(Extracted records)
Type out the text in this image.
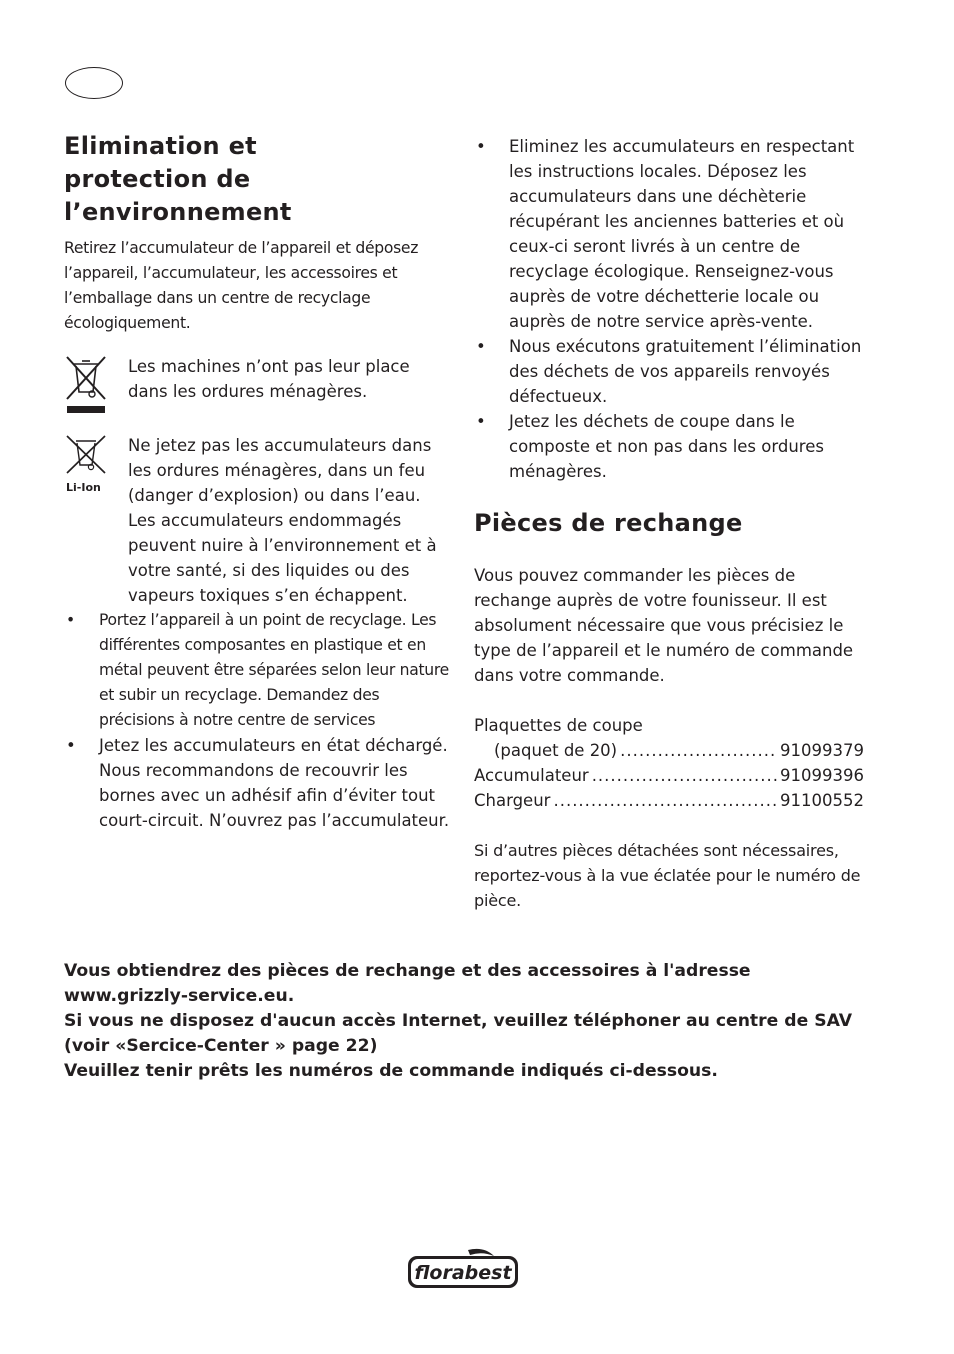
Elimination et
protection de
l’environnement

Retirez l’accumulateur de l’appareil et déposez l’appareil, l’accumulateur, les accessoires et l’emballage dans un centre de recyclage écologiquement.

Les machines n’ont pas leur place dans les ordures ménagères.
Li-Ion
Ne jetez pas les accumulateurs dans les ordures ménagères, dans un feu (danger d’explosion) ou dans l’eau. Les accumulateurs endommagés peuvent nuire à l’environnement et à votre santé, si des liquides ou des vapeurs toxiques s’en échappent.
• Portez l’appareil à un point de recyclage. Les différentes composantes en plastique et en métal peuvent être séparées selon leur nature et subir un recyclage. Demandez des précisions à notre centre de services
• Jetez les accumulateurs en état déchargé. Nous recommandons de recouvrir les bornes avec un adhésif afin d’éviter tout court-circuit. N’ouvrez pas l’accumulateur.
• Eliminez les accumulateurs en respectant les instructions locales. Déposez les accumulateurs dans une déchèterie récupérant les anciennes batteries et où ceux-ci seront livrés à un centre de recyclage écologique. Renseignez-vous auprès de votre déchetterie locale ou auprès de notre service après-vente.
• Nous exécutons gratuitement l’élimination des déchets de vos appareils renvoyés défectueux.
• Jetez les déchets de coupe dans le composte et non pas dans les ordures ménagères.
Pièces de rechange

Vous pouvez commander les pièces de rechange auprès de votre founisseur. Il est absolument nécessaire que vous précisiez le type de l’appareil et le numéro de commande dans votre commande.

Plaquettes de coupe
(paquet de 20) .....	91099379
Accumulateur .....	91099396
Chargeur .....	91100552

Si d’autres pièces détachées sont nécessaires, reportez-vous à la vue éclatée pour le numéro de pièce.

Vous obtiendrez des pièces de rechange et des accessoires à l'adresse www.grizzly-service.eu.
Si vous ne disposez d'aucun accès Internet, veuillez téléphoner au centre de SAV (voir «Sercice-Center » page 22)
Veuillez tenir prêts les numéros de commande indiqués ci-dessous.
florabest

*Task objective*: Omit the pictures, then quote the rest of the material above exactly.

*Answer to this exercise*:
Type out the text in this image.
Elimination et
protection de
l’environnement

Retirez l’accumulateur de l’appareil et déposez l’appareil, l’accumulateur, les accessoires et l’emballage dans un centre de recyclage écologiquement.

Les machines n’ont pas leur place dans les ordures ménagères.
Li-Ion
Ne jetez pas les accumulateurs dans les ordures ménagères, dans un feu (danger d’explosion) ou dans l’eau. Les accumulateurs endommagés peuvent nuire à l’environnement et à votre santé, si des liquides ou des vapeurs toxiques s’en échappent.
• Portez l’appareil à un point de recyclage. Les différentes composantes en plastique et en métal peuvent être séparées selon leur nature et subir un recyclage. Demandez des précisions à notre centre de services
• Jetez les accumulateurs en état déchargé. Nous recommandons de recouvrir les bornes avec un adhésif afin d’éviter tout court-circuit. N’ouvrez pas l’accumulateur.
• Eliminez les accumulateurs en respectant les instructions locales. Déposez les accumulateurs dans une déchèterie récupérant les anciennes batteries et où ceux-ci seront livrés à un centre de recyclage écologique. Renseignez-vous auprès de votre déchetterie locale ou auprès de notre service après-vente.
• Nous exécutons gratuitement l’élimination des déchets de vos appareils renvoyés défectueux.
• Jetez les déchets de coupe dans le composte et non pas dans les ordures ménagères.
Pièces de rechange

Vous pouvez commander les pièces de rechange auprès de votre founisseur. Il est absolument nécessaire que vous précisiez le type de l’appareil et le numéro de commande dans votre commande.

Plaquettes de coupe
(paquet de 20) .....	91099379
Accumulateur .....	91099396
Chargeur .....	91100552

Si d’autres pièces détachées sont nécessaires, reportez-vous à la vue éclatée pour le numéro de pièce.

Vous obtiendrez des pièces de rechange et des accessoires à l'adresse www.grizzly-service.eu.
Si vous ne disposez d'aucun accès Internet, veuillez téléphoner au centre de SAV (voir «Sercice-Center » page 22)
Veuillez tenir prêts les numéros de commande indiqués ci-dessous.
florabest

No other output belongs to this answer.